**Text**:
+--
When you begin work with any of the databases, you can normally
choose between two so-called `lexicon types': either a LEMMA
LEXICON or a a WORDFORM LEXICON.

Each lexicon type is based on a specific kind of main entry, a
lemma or a headword. The lemma lexicon is the one most similar to
an ordinary dictionary since each entry refers to a full set of
inflected words, dealt with together under some convenient
heading. Dictionaries normally represent lemmas as headwords: the
verb lemma `call' represents all the verbal forms which `call' can
appear as. In the CELEX English database, the lemma is represented
by the conventional dictionary-type headword, while in the Dutch
and German databases you can choose between the conventional
headword form and the stem form. In contrast, entries in a
wordform lexicon deal with each individual flection -- this is
where you find `call', `calls', `called', and `calling'.
+--
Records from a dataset

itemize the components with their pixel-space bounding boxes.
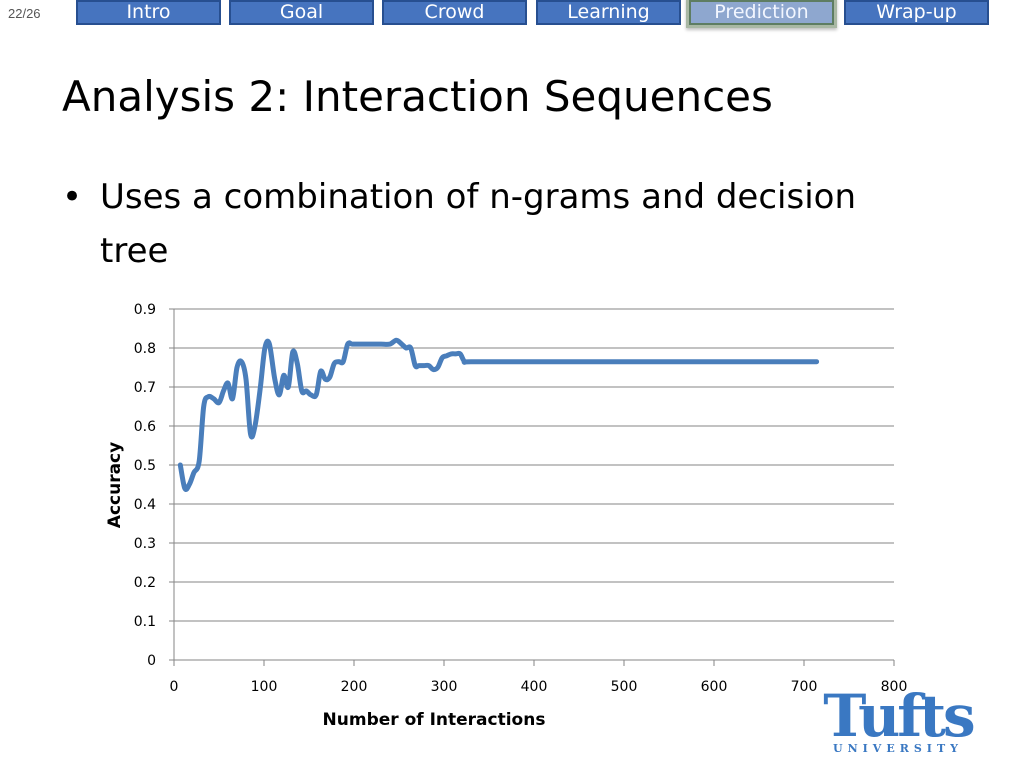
y-tick-label: 0.4 xyxy=(134,497,156,513)
bullet-marker: • xyxy=(62,177,83,217)
y-tick-label: 0.5 xyxy=(134,458,156,474)
y-tick-label: 0 xyxy=(147,653,156,669)
x-axis-title: Number of Interactions xyxy=(323,710,546,730)
y-tick-label: 0.2 xyxy=(134,575,156,591)
nav-tab-intro[interactable]: Intro xyxy=(76,0,221,25)
page-indicator: 22/26 xyxy=(8,6,41,21)
y-tick-label: 0.3 xyxy=(134,536,156,552)
x-tick-label: 300 xyxy=(431,679,458,695)
slide-title: Analysis 2: Interaction Sequences xyxy=(62,72,773,121)
y-tick-label: 0.8 xyxy=(134,341,156,357)
y-tick-label: 0.1 xyxy=(134,614,156,630)
y-tick-label: 0.6 xyxy=(134,419,156,435)
nav-tab-prediction[interactable]: Prediction xyxy=(689,0,834,25)
x-tick-label: 500 xyxy=(611,679,638,695)
logo-subtitle: UNIVERSITY xyxy=(833,742,963,755)
accuracy-series-line xyxy=(177,337,820,493)
x-tick-label: 600 xyxy=(701,679,728,695)
x-tick-label: 200 xyxy=(341,679,368,695)
nav-tab-wrap-up[interactable]: Wrap-up xyxy=(844,0,989,25)
x-tick-label: 0 xyxy=(170,679,179,695)
y-tick-label: 0.7 xyxy=(134,380,156,396)
y-tick-label: 0.9 xyxy=(134,302,156,318)
x-tick-label: 100 xyxy=(251,679,278,695)
tufts-university-logo: Tufts UNIVERSITY xyxy=(823,684,977,755)
bullet-text: Uses a combination of n-grams and decisi… xyxy=(100,177,857,271)
y-axis-title: Accuracy xyxy=(105,442,125,528)
x-tick-label: 800 xyxy=(881,679,908,695)
nav-tab-learning[interactable]: Learning xyxy=(536,0,681,25)
logo-wordmark: Tufts xyxy=(823,684,974,750)
nav-tab-crowd[interactable]: Crowd xyxy=(382,0,527,25)
x-tick-label: 400 xyxy=(521,679,548,695)
nav-tab-goal[interactable]: Goal xyxy=(229,0,374,25)
x-tick-label: 700 xyxy=(791,679,818,695)
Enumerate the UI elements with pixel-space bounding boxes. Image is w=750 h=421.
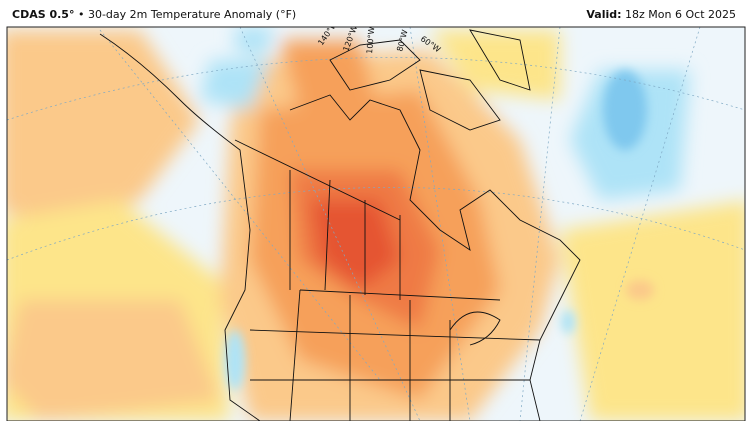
valid-label: Valid: [586,8,622,21]
valid-time: 18z Mon 6 Oct 2025 [625,8,736,21]
header: CDAS 0.5° • 30-day 2m Temperature Anomal… [0,0,750,26]
anomaly-field: 140°W 120°W 100°W 80°W 60°W [7,26,745,421]
map-title: 30-day 2m Temperature Anomaly (°F) [87,8,297,21]
separator: • [77,8,85,21]
longitude-label: 100°W [365,26,376,54]
model-name: CDAS 0.5° [12,8,75,21]
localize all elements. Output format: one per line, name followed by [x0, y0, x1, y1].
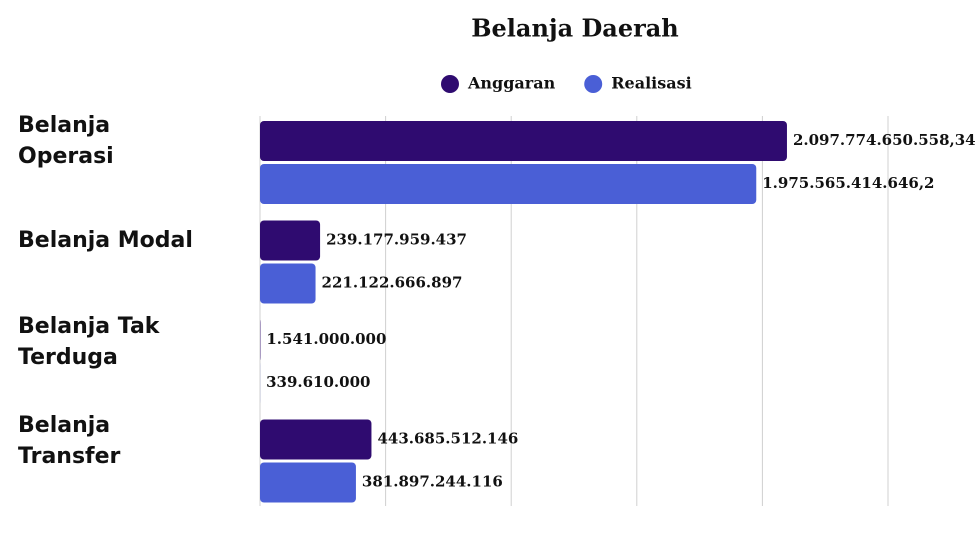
legend-label: Anggaran: [467, 74, 556, 93]
value-label: 239.177.959.437: [326, 231, 467, 249]
category-label: Belanja Tak Terduga: [18, 313, 160, 370]
category-label: Belanja Modal: [18, 228, 193, 253]
value-label: 221.122.666.897: [322, 274, 463, 292]
value-label: 443.685.512.146: [377, 430, 518, 448]
bar: [260, 164, 757, 204]
value-label: 1.975.565.414.646,2: [762, 174, 934, 192]
bar: [260, 263, 316, 304]
value-label: 381.897.244.116: [362, 473, 503, 491]
value-label: 339.610.000: [266, 373, 370, 391]
bar: [260, 220, 321, 261]
legend-swatch: [584, 75, 603, 93]
chart-title: Belanja Daerah: [471, 14, 679, 43]
legend-swatch: [441, 75, 459, 93]
category-label: Belanja Transfer: [18, 413, 121, 469]
legend-label: Realisasi: [611, 74, 691, 93]
value-label: 1.541.000.000: [266, 330, 386, 348]
value-label: 2.097.774.650.558,34: [793, 131, 976, 149]
bar: [260, 462, 356, 503]
category-label: Belanja Operasi: [18, 113, 114, 169]
bar: [260, 121, 787, 161]
bar: [260, 419, 372, 460]
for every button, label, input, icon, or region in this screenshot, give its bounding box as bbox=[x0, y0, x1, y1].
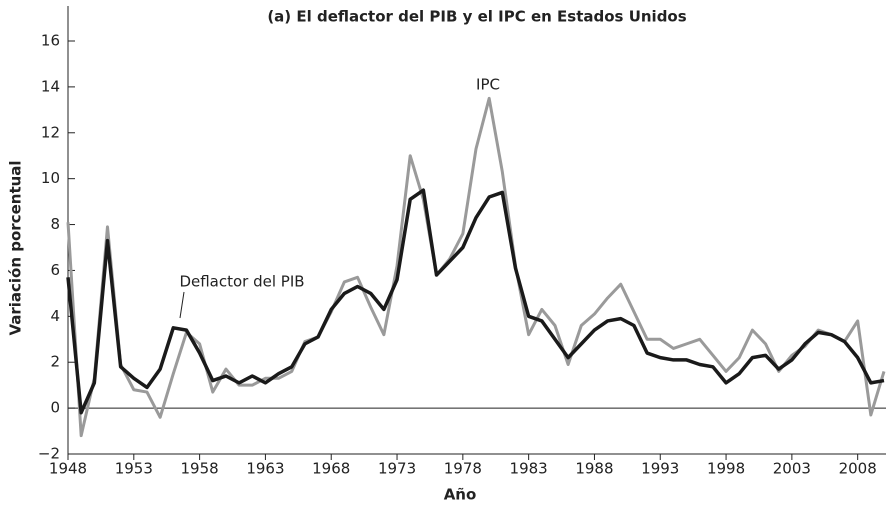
x-axis-label: Año bbox=[444, 486, 477, 504]
x-tick-label: 1988 bbox=[575, 460, 613, 478]
annotation-leader bbox=[179, 291, 185, 319]
series-label: Deflactor del PIB bbox=[179, 273, 304, 291]
y-axis-label: Variación porcentual bbox=[7, 160, 25, 335]
y-tick-label: 0 bbox=[50, 399, 60, 417]
x-tick-label: 2008 bbox=[839, 460, 877, 478]
x-tick-label: 1993 bbox=[641, 460, 679, 478]
series-label: IPC bbox=[476, 76, 500, 94]
y-tick-label: −2 bbox=[38, 445, 60, 463]
x-tick-label: 1978 bbox=[444, 460, 482, 478]
y-tick-label: 14 bbox=[41, 77, 60, 95]
y-tick-label: 8 bbox=[50, 215, 60, 233]
x-tick-label: 1983 bbox=[510, 460, 548, 478]
y-tick-label: 2 bbox=[50, 353, 60, 371]
x-tick-label: 1973 bbox=[378, 460, 416, 478]
y-tick-label: 12 bbox=[41, 123, 60, 141]
y-tick-label: 6 bbox=[50, 261, 60, 279]
x-tick-label: 1948 bbox=[49, 460, 87, 478]
series-line bbox=[66, 96, 886, 438]
x-tick-label: 1958 bbox=[181, 460, 219, 478]
x-tick-label: 1953 bbox=[115, 460, 153, 478]
x-tick-label: 1998 bbox=[707, 460, 745, 478]
x-tick-label: 2003 bbox=[773, 460, 811, 478]
chart-title: (a) El deflactor del PIB y el IPC en Est… bbox=[267, 8, 686, 26]
x-tick-label: 1963 bbox=[246, 460, 284, 478]
y-tick-label: 10 bbox=[41, 169, 60, 187]
series-line bbox=[66, 188, 885, 415]
y-tick-label: 4 bbox=[50, 307, 60, 325]
y-tick-label: 16 bbox=[41, 32, 60, 50]
x-tick-label: 1968 bbox=[312, 460, 350, 478]
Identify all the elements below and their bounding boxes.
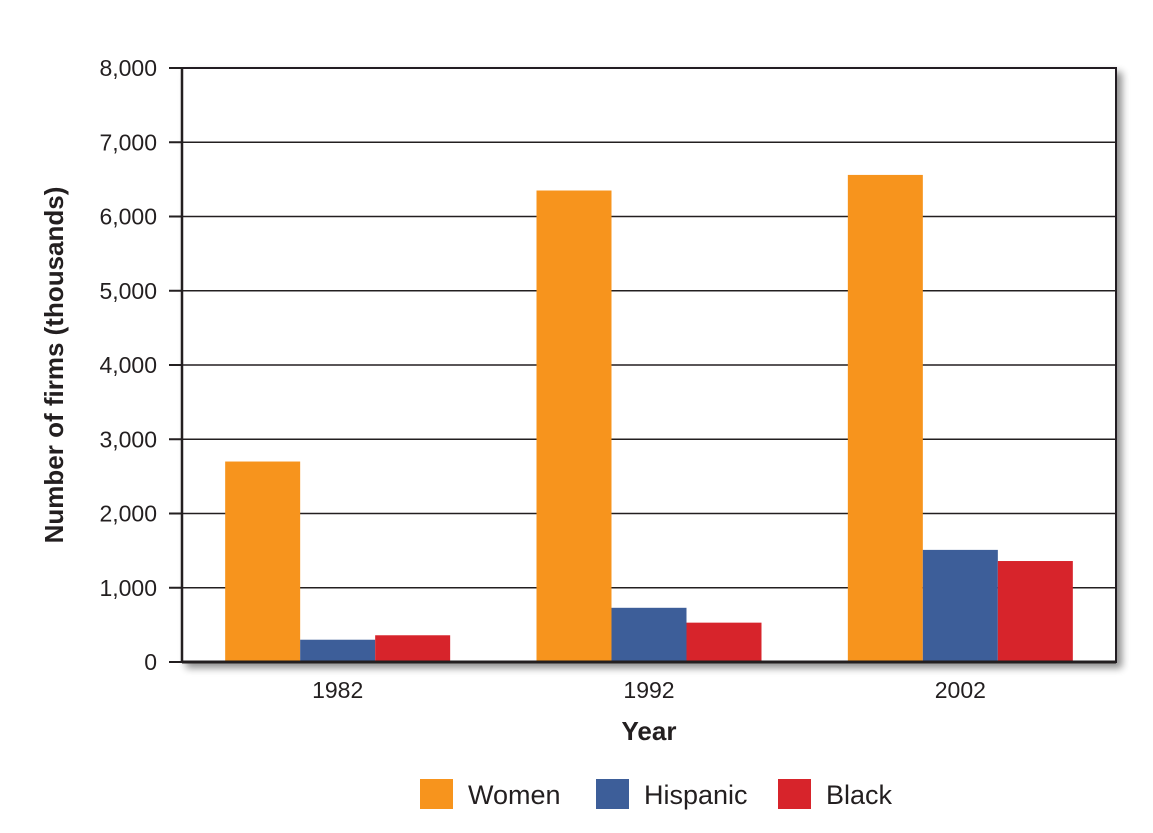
bar-women-1992	[536, 190, 612, 662]
y-tick-label: 2,000	[99, 501, 157, 527]
legend-swatch-black	[778, 779, 811, 809]
bar-hispanic-1982	[300, 639, 376, 662]
legend-swatch-hispanic	[596, 779, 629, 809]
y-tick-label: 1,000	[99, 575, 157, 601]
legend-swatch-women	[420, 779, 453, 809]
legend-label-black: Black	[826, 780, 893, 810]
x-tick-label: 2002	[935, 677, 986, 703]
bar-hispanic-2002	[922, 549, 998, 662]
y-tick-label: 7,000	[99, 129, 157, 155]
bar-hispanic-1992	[611, 607, 687, 662]
y-tick-label: 6,000	[99, 204, 157, 230]
bar-black-1992	[686, 622, 762, 662]
bar-black-2002	[997, 561, 1073, 662]
bar-women-1982	[225, 461, 301, 662]
x-axis-ticks: 1982 1992 2002	[312, 677, 986, 703]
bar-black-1982	[375, 635, 451, 662]
y-tick-label: 5,000	[99, 278, 157, 304]
y-tick-label: 3,000	[99, 426, 157, 452]
x-tick-label: 1982	[312, 677, 363, 703]
legend-label-women: Women	[468, 780, 561, 810]
bar-women-2002	[847, 174, 923, 663]
y-tick-label: 0	[144, 649, 157, 675]
legend: Women Hispanic Black	[420, 779, 893, 810]
legend-label-hispanic: Hispanic	[644, 780, 748, 810]
x-tick-label: 1992	[623, 677, 674, 703]
y-tick-label: 4,000	[99, 352, 157, 378]
y-axis-title: Number of firms (thousands)	[39, 187, 69, 544]
x-axis-title: Year	[622, 716, 677, 746]
y-tick-label: 8,000	[99, 55, 157, 81]
bars	[225, 174, 1073, 663]
y-axis-ticks: 0 1,000 2,000 3,000 4,000 5,000 6,000 7,000 8,00…	[99, 55, 182, 675]
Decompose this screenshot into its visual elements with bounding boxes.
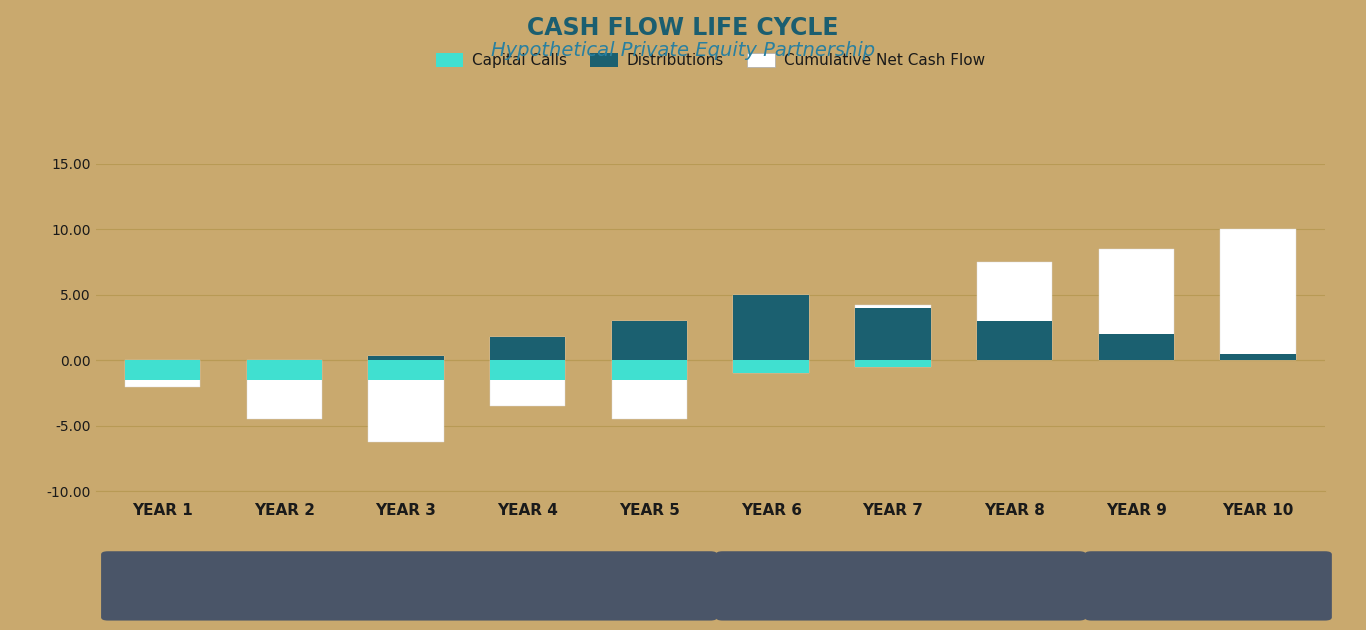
- Bar: [1098, 334, 1175, 360]
- Bar: [855, 306, 930, 367]
- Bar: [490, 337, 566, 360]
- Bar: [612, 321, 687, 360]
- Bar: [124, 360, 201, 380]
- Bar: [612, 321, 687, 420]
- Bar: [734, 295, 809, 360]
- Bar: [369, 357, 444, 360]
- Bar: [246, 360, 322, 380]
- Text: Development Stage (years 3- 8): Development Stage (years 3- 8): [779, 578, 1023, 593]
- Bar: [124, 360, 201, 387]
- Bar: [977, 321, 1052, 360]
- Bar: [977, 262, 1052, 360]
- Text: Investment Stage (years 1- 5): Investment Stage (years 1- 5): [295, 578, 523, 593]
- Bar: [855, 360, 930, 367]
- Bar: [490, 337, 566, 406]
- Text: Hypothetical Private Equity Partnership: Hypothetical Private Equity Partnership: [490, 41, 876, 60]
- Bar: [369, 357, 444, 442]
- Bar: [855, 308, 930, 360]
- Bar: [246, 360, 322, 420]
- Bar: [612, 360, 687, 380]
- Text: CASH FLOW LIFE CYCLE: CASH FLOW LIFE CYCLE: [527, 16, 839, 40]
- Bar: [369, 360, 444, 380]
- Bar: [734, 295, 809, 374]
- Bar: [1220, 354, 1296, 360]
- Text: Liquidation Stage (years 8- 10): Liquidation Stage (years 8- 10): [1090, 578, 1326, 593]
- Bar: [734, 360, 809, 374]
- Legend: Capital Calls, Distributions, Cumulative Net Cash Flow: Capital Calls, Distributions, Cumulative…: [429, 47, 992, 74]
- Bar: [1098, 249, 1175, 360]
- Bar: [490, 360, 566, 380]
- Bar: [1220, 229, 1296, 360]
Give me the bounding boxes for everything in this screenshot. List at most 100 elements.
+--
**Given request**:
Extract the passage from the text on lexicon types word for word, starting at "When you begin" and ending at "a WORDFORM LEXICON.". These data have no connection to the text on lexicon types.

**Exercise response**:
When you begin work with any of the databases, you can normally
choose between two so-called `lexicon types': either a LEMMA
LEXICON or a a WORDFORM LEXICON.